* Begin Data excerpts *

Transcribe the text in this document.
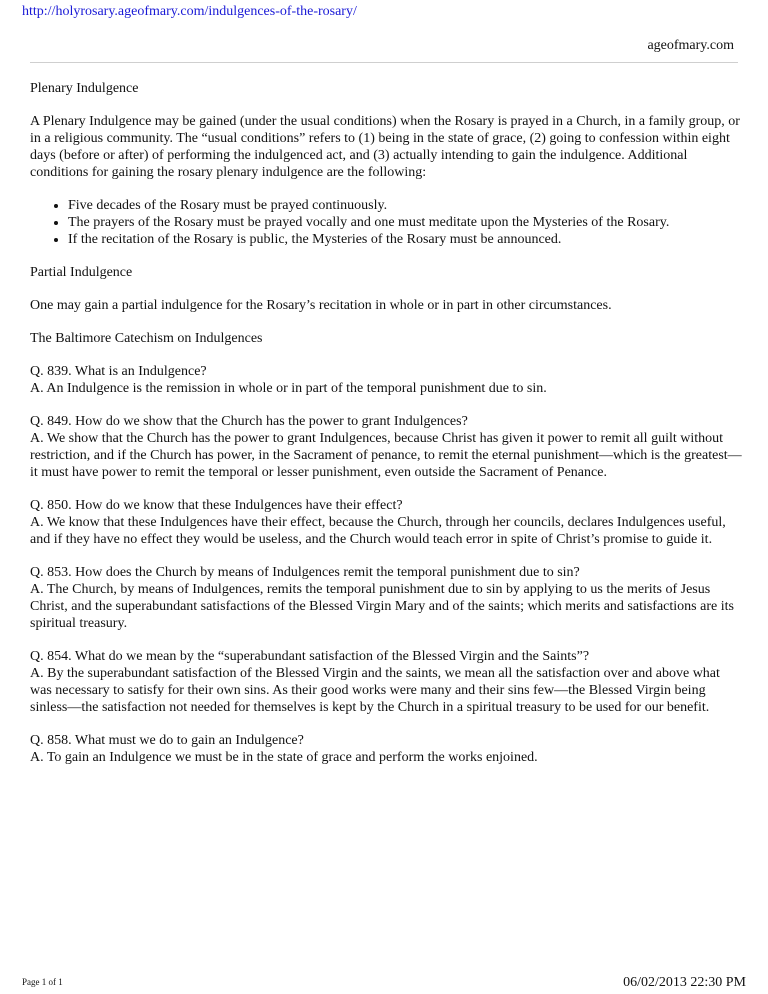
http://holyrosary.ageofmary.com/indulgences-of-the-rosary/
ageofmary.com

Plenary Indulgence

A Plenary Indulgence may be gained (under the usual conditions) when the Rosary is prayed in a Church, in a family group, or in a religious community. The “usual conditions” refers to (1) being in the state of grace, (2) going to confession within eight days (before or after) of performing the indulgenced act, and (3) actually intending to gain the indulgence. Additional conditions for gaining the rosary plenary indulgence are the following:

• Five decades of the Rosary must be prayed continuously.
• The prayers of the Rosary must be prayed vocally and one must meditate upon the Mysteries of the Rosary.
• If the recitation of the Rosary is public, the Mysteries of the Rosary must be announced.

Partial Indulgence

One may gain a partial indulgence for the Rosary’s recitation in whole or in part in other circumstances.

The Baltimore Catechism on Indulgences

Q. 839. What is an Indulgence?
A. An Indulgence is the remission in whole or in part of the temporal punishment due to sin.
Q. 849. How do we show that the Church has the power to grant Indulgences?
A. We show that the Church has the power to grant Indulgences, because Christ has given it power to remit all guilt without restriction, and if the Church has power, in the Sacrament of penance, to remit the eternal punishment—which is the greatest—it must have power to remit the temporal or lesser punishment, even outside the Sacrament of Penance.
Q. 850. How do we know that these Indulgences have their effect?
A. We know that these Indulgences have their effect, because the Church, through her councils, declares Indulgences useful, and if they have no effect they would be useless, and the Church would teach error in spite of Christ’s promise to guide it.
Q. 853. How does the Church by means of Indulgences remit the temporal punishment due to sin?
A. The Church, by means of Indulgences, remits the temporal punishment due to sin by applying to us the merits of Jesus Christ, and the superabundant satisfactions of the Blessed Virgin Mary and of the saints; which merits and satisfactions are its spiritual treasury.
Q. 854. What do we mean by the “superabundant satisfaction of the Blessed Virgin and the Saints”?
A. By the superabundant satisfaction of the Blessed Virgin and the saints, we mean all the satisfaction over and above what was necessary to satisfy for their own sins. As their good works were many and their sins few—the Blessed Virgin being sinless—the satisfaction not needed for themselves is kept by the Church in a spiritual treasury to be used for our benefit.
Q. 858. What must we do to gain an Indulgence?
A. To gain an Indulgence we must be in the state of grace and perform the works enjoined.
Page 1 of 1	06/02/2013 22:30 PM
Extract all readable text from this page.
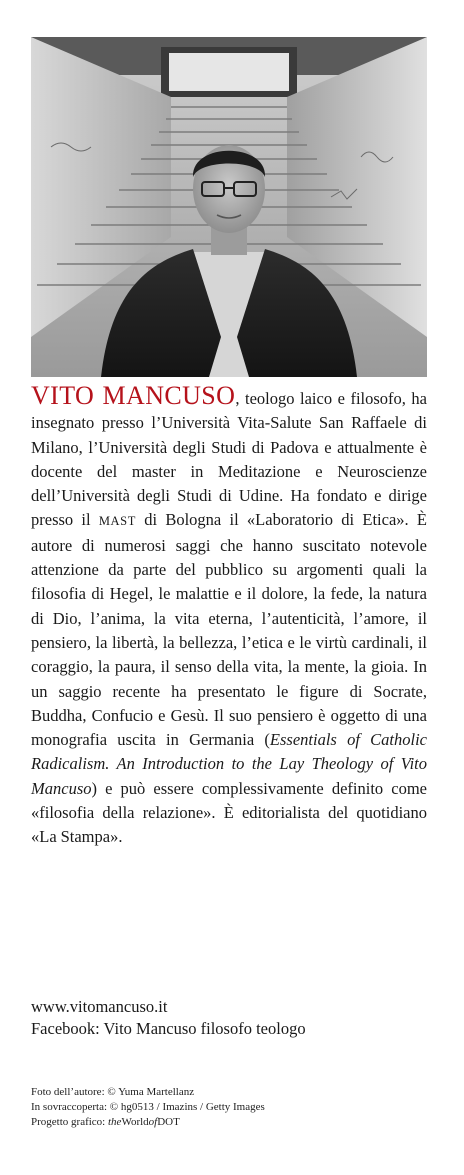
VITO MANCUSO, teologo laico e filosofo, ha insegnato presso l’Università Vita-Salute San Raffaele di Milano, l’Università degli Studi di Padova e attualmente è docente del master in Meditazione e Neuroscienze dell’Università degli Studi di Udine. Ha fondato e dirige presso il MAST di Bologna il «Laboratorio di Etica». È autore di numerosi saggi che hanno suscitato notevole attenzione da parte del pubblico su argomenti quali la filosofia di Hegel, le malattie e il dolore, la fede, la natura di Dio, l’anima, la vita eterna, l’autenticità, l’amore, il pensiero, la libertà, la bellezza, l’etica e le virtù cardinali, il coraggio, la paura, il senso della vita, la mente, la gioia. In un saggio recente ha presentato le figure di Socrate, Buddha, Confucio e Gesù. Il suo pensiero è oggetto di una monografia uscita in Germania (Essentials of Catholic Radicalism. An Introduction to the Lay Theology of Vito Mancuso) e può essere complessivamente definito come «filosofia della relazione». È editorialista del quotidiano «La Stampa».
www.vitomancuso.it
Facebook: Vito Mancuso filosofo teologo
Foto dell’autore: © Yuma Martellanz
In sovraccoperta: © hg0513 / Imazins / Getty Images
Progetto grafico: theWorldofDOT
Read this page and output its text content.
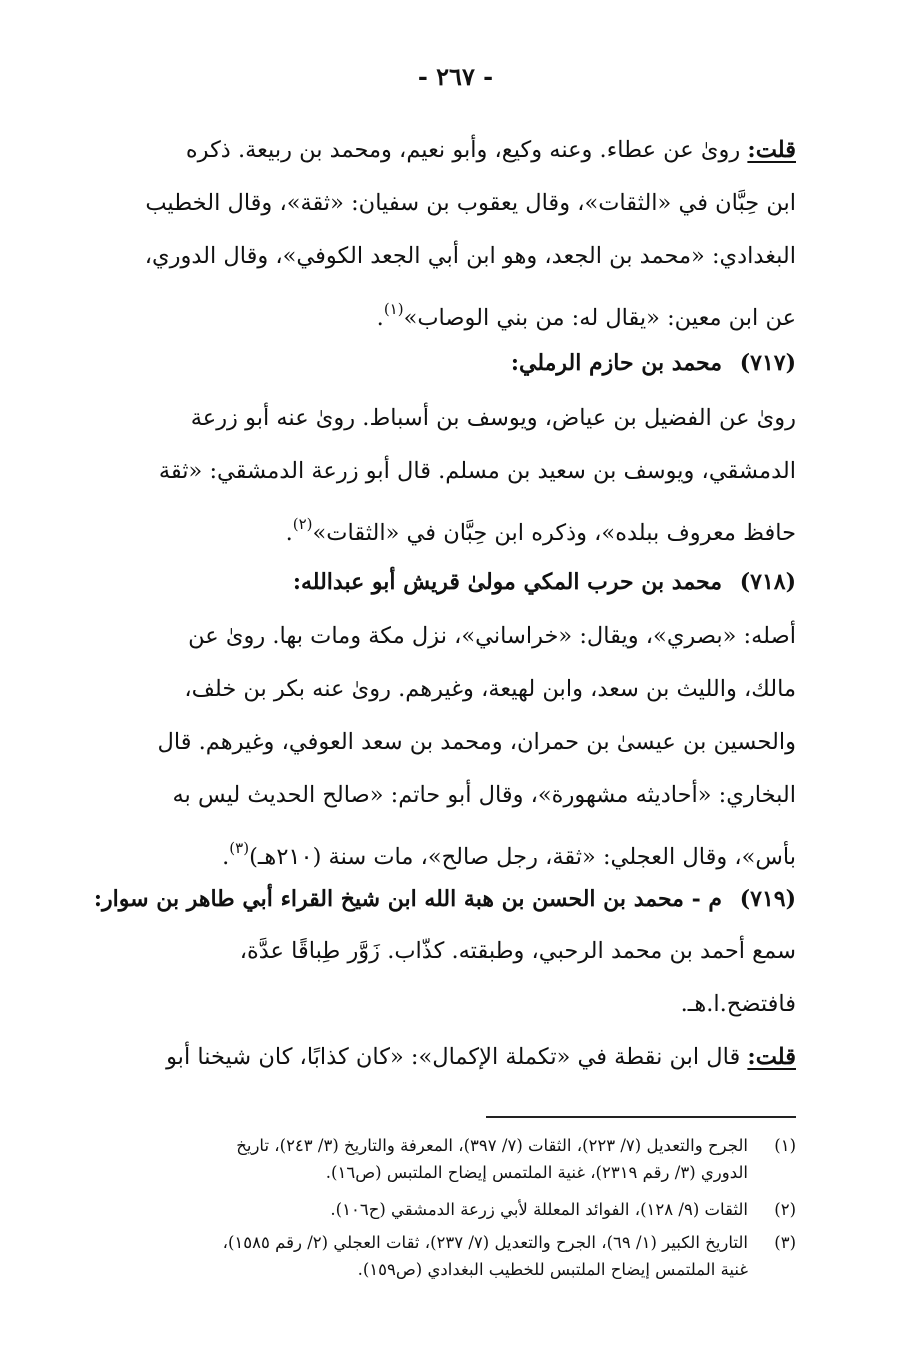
- ٢٦٧ -
قلت: روىٰ عن عطاء. وعنه وكيع، وأبو نعيم، ومحمد بن ربيعة. ذكره
ابن حِبَّان في «الثقات»، وقال يعقوب بن سفيان: «ثقة»، وقال الخطيب
البغدادي: «محمد بن الجعد، وهو ابن أبي الجعد الكوفي»، وقال الدوري،
عن ابن معين: «يقال له: من بني الوصاب»$^{(١)}$.
(٧١٧) محمد بن حازم الرملي:
روىٰ عن الفضيل بن عياض، ويوسف بن أسباط. روىٰ عنه أبو زرعة
الدمشقي، ويوسف بن سعيد بن مسلم. قال أبو زرعة الدمشقي: «ثقة
حافظ معروف ببلده»، وذكره ابن حِبَّان في «الثقات»$^{(٢)}$.
(٧١٨) محمد بن حرب المكي مولىٰ قريش أبو عبدالله:
أصله: «بصري»، ويقال: «خراساني»، نزل مكة ومات بها. روىٰ عن
مالك، والليث بن سعد، وابن لهيعة، وغيرهم. روىٰ عنه بكر بن خلف،
والحسين بن عيسىٰ بن حمران، ومحمد بن سعد العوفي، وغيرهم. قال
البخاري: «أحاديثه مشهورة»، وقال أبو حاتم: «صالح الحديث ليس به
بأس»، وقال العجلي: «ثقة، رجل صالح»، مات سنة (٢١٠هـ)$^{(٣)}$.
(٧١٩) م - محمد بن الحسن بن هبة الله ابن شيخ القراء أبي طاهر بن سوار:
سمع أحمد بن محمد الرحبي، وطبقته. كذّاب. زَوَّر طِباقًا عدَّة،
فافتضح.ا.هـ.
قلت: قال ابن نقطة في «تكملة الإكمال»: «كان كذابًا، كان شيخنا أبو
(١)الجرح والتعديل (٧/ ٢٢٣)، الثقات (٧/ ٣٩٧)، المعرفة والتاريخ (٣/ ٢٤٣)، تاريخ
الدوري (٣/ رقم ٢٣١٩)، غنية الملتمس إيضاح الملتبس (ص١٦).
(٢)الثقات (٩/ ١٢٨)، الفوائد المعللة لأبي زرعة الدمشقي (ح١٠٦).
(٣)التاريخ الكبير (١/ ٦٩)، الجرح والتعديل (٧/ ٢٣٧)، ثقات العجلي (٢/ رقم ١٥٨٥)،
غنية الملتمس إيضاح الملتبس للخطيب البغدادي (ص١٥٩).
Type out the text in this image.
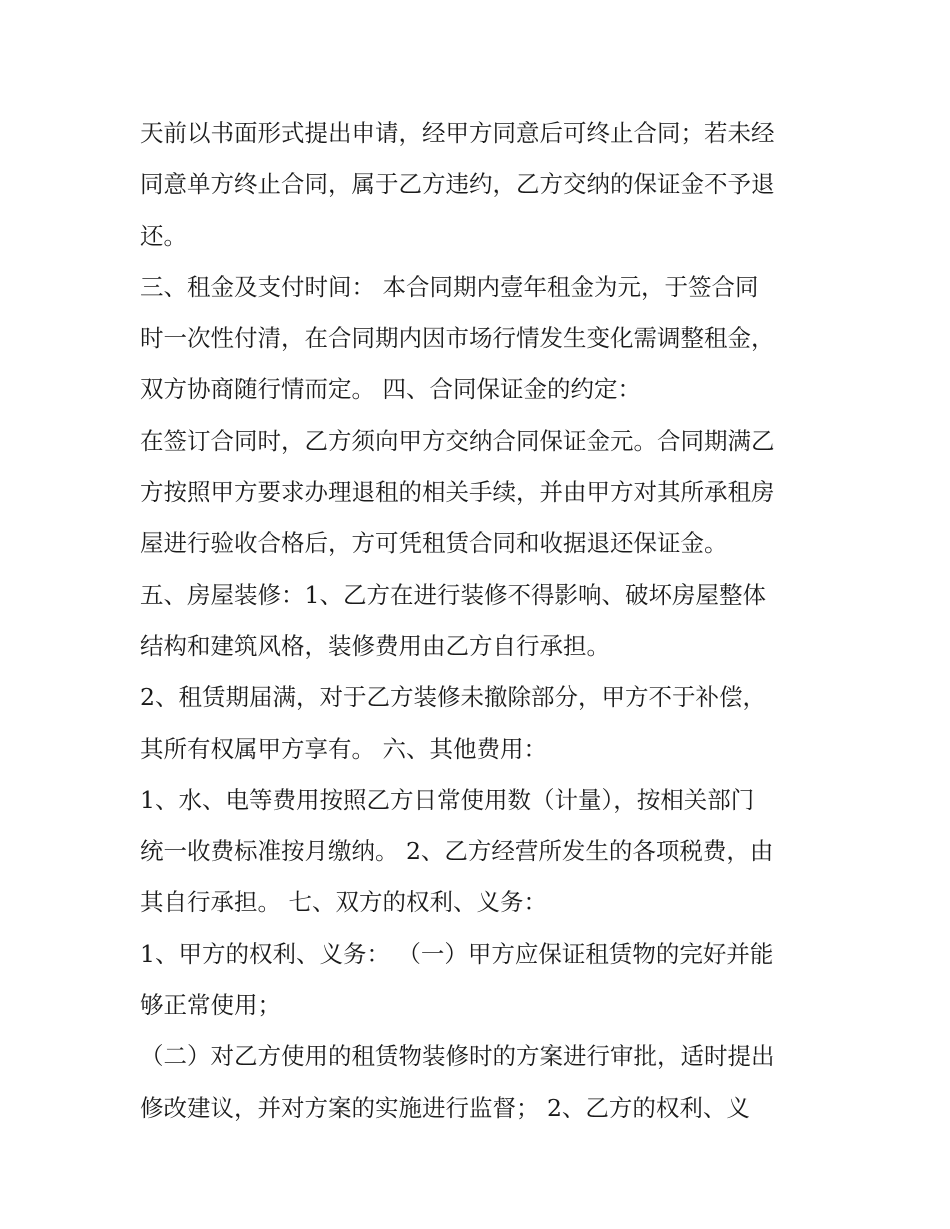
天前以书面形式提出申请，经甲方同意后可终止合同；若未经
同意单方终止合同，属于乙方违约，乙方交纳的保证金不予退
还。
三、租金及支付时间： 本合同期内壹年租金为元，于签合同
时一次性付清，在合同期内因市场行情发生变化需调整租金，
双方协商随行情而定。 四、合同保证金的约定：
在签订合同时，乙方须向甲方交纳合同保证金元。合同期满乙
方按照甲方要求办理退租的相关手续，并由甲方对其所承租房
屋进行验收合格后，方可凭租赁合同和收据退还保证金。
五、房屋装修：1、乙方在进行装修不得影响、破坏房屋整体
结构和建筑风格，装修费用由乙方自行承担。
2、租赁期届满，对于乙方装修未撤除部分，甲方不于补偿，
其所有权属甲方享有。 六、其他费用：
1、水、电等费用按照乙方日常使用数（计量），按相关部门
统一收费标准按月缴纳。 2、乙方经营所发生的各项税费，由
其自行承担。 七、双方的权利、义务：
1、甲方的权利、义务： （一）甲方应保证租赁物的完好并能
够正常使用；
（二）对乙方使用的租赁物装修时的方案进行审批，适时提出
修改建议，并对方案的实施进行监督； 2、乙方的权利、义
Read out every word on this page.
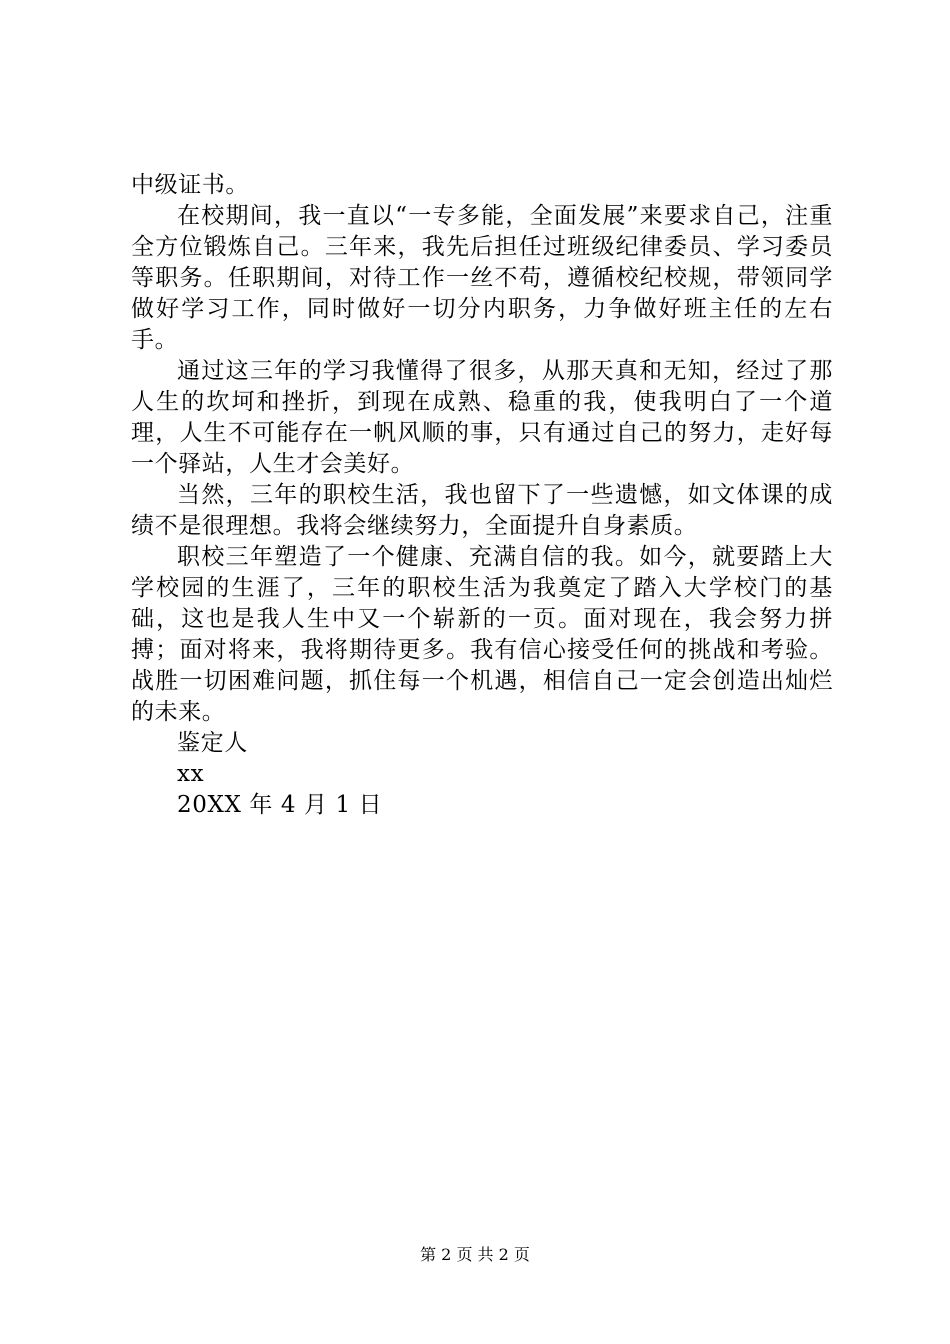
中级证书。

在校期间，我一直以“一专多能，全面发展”来要求自己，注重全方位锻炼自己。三年来，我先后担任过班级纪律委员、学习委员等职务。任职期间，对待工作一丝不苟，遵循校纪校规，带领同学做好学习工作，同时做好一切分内职务，力争做好班主任的左右手。

通过这三年的学习我懂得了很多，从那天真和无知，经过了那人生的坎坷和挫折，到现在成熟、稳重的我，使我明白了一个道理，人生不可能存在一帆风顺的事，只有通过自己的努力，走好每一个驿站，人生才会美好。

当然，三年的职校生活，我也留下了一些遗憾，如文体课的成绩不是很理想。我将会继续努力，全面提升自身素质。

职校三年塑造了一个健康、充满自信的我。如今，就要踏上大学校园的生涯了，三年的职校生活为我奠定了踏入大学校门的基础，这也是我人生中又一个崭新的一页。面对现在，我会努力拼搏；面对将来，我将期待更多。我有信心接受任何的挑战和考验。战胜一切困难问题，抓住每一个机遇，相信自己一定会创造出灿烂的未来。

鉴定人

xx

20XX 年 4 月 1 日

第 2 页 共 2 页
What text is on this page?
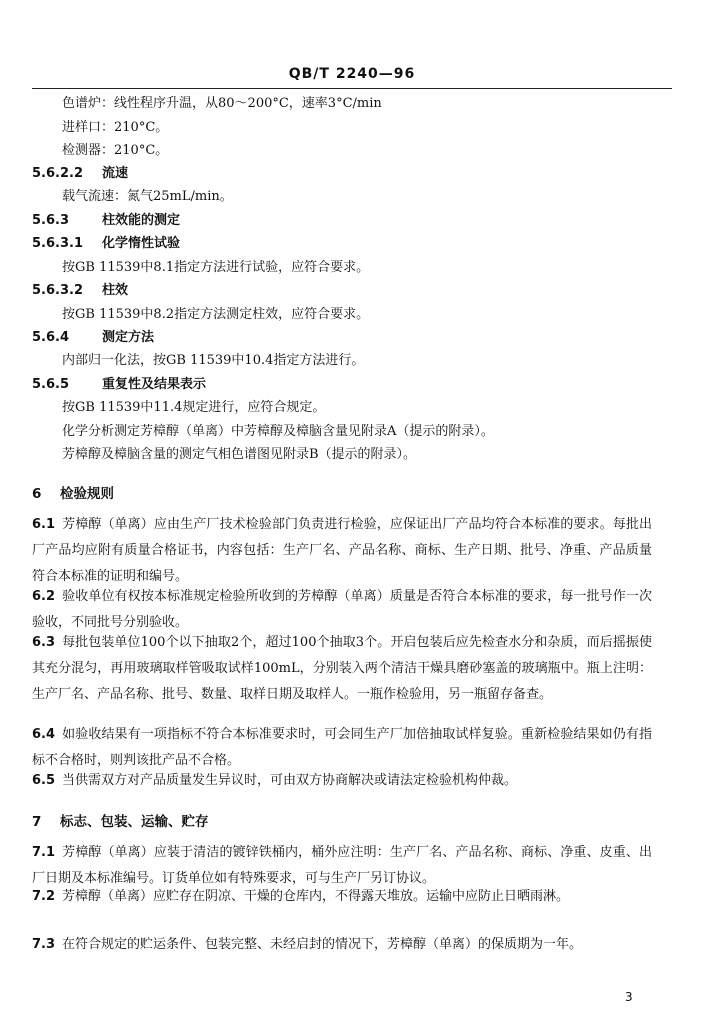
QB/T 2240—96
色谱炉：线性程序升温，从80～200°C，速率3°C/min
进样口：210°C。
检测器：210°C。
5.6.2.2 流速
载气流速：氮气25mL/min。
5.6.3	柱效能的测定
5.6.3.1 化学惰性试验
按GB 11539中8.1指定方法进行试验，应符合要求。
5.6.3.2 柱效
按GB 11539中8.2指定方法测定柱效，应符合要求。
5.6.4	测定方法
内部归一化法，按GB 11539中10.4指定方法进行。
5.6.5	重复性及结果表示
按GB 11539中11.4规定进行，应符合规定。
化学分析测定芳樟醇（单离）中芳樟醇及樟脑含量见附录A（提示的附录）。
芳樟醇及樟脑含量的测定气相色谱图见附录B（提示的附录）。
6 检验规则
6.1 芳樟醇（单离）应由生产厂技术检验部门负责进行检验，应保证出厂产品均符合本标准的要求。每批出厂产品均应附有质量合格证书，内容包括：生产厂名、产品名称、商标、生产日期、批号、净重、产品质量符合本标准的证明和编号。
6.2 验收单位有权按本标准规定检验所收到的芳樟醇（单离）质量是否符合本标准的要求，每一批号作一次验收，不同批号分别验收。
6.3 每批包装单位100个以下抽取2个，超过100个抽取3个。开启包装后应先检查水分和杂质，而后摇振使其充分混匀，再用玻璃取样管吸取试样100mL，分别装入两个清洁干燥具磨砂塞盖的玻璃瓶中。瓶上注明：生产厂名、产品名称、批号、数量、取样日期及取样人。一瓶作检验用，另一瓶留存备查。
6.4 如验收结果有一项指标不符合本标准要求时，可会同生产厂加倍抽取试样复验。重新检验结果如仍有指标不合格时，则判该批产品不合格。
6.5 当供需双方对产品质量发生异议时，可由双方协商解决或请法定检验机构仲裁。
7 标志、包装、运输、贮存
7.1 芳樟醇（单离）应装于清洁的镀锌铁桶内，桶外应注明：生产厂名、产品名称、商标、净重、皮重、出厂日期及本标准编号。订货单位如有特殊要求，可与生产厂另订协议。
7.2 芳樟醇（单离）应贮存在阴凉、干燥的仓库内，不得露天堆放。运输中应防止日晒雨淋。
7.3 在符合规定的贮运条件、包装完整、未经启封的情况下，芳樟醇（单离）的保质期为一年。
3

* End Data excerpts *

What to do —
Your task is to list each line of the records with the word "their".

Final result —
Q. 850. How do we know that these Indulgences have their effect?
A. We know that these Indulgences have their effect, because the Church, through her councils, declares Indulgences useful, and if they have no effect they would be useless, and the Church would teach error in spite of Christ’s promise to guide it.
A. By the superabundant satisfaction of the Blessed Virgin and the saints, we mean all the satisfaction over and above what was necessary to satisfy for their own sins. As their good works were many and their sins few—the Blessed Virgin being sinless—the satisfaction not needed for themselves is kept by the Church in a spiritual treasury to be used for our benefit.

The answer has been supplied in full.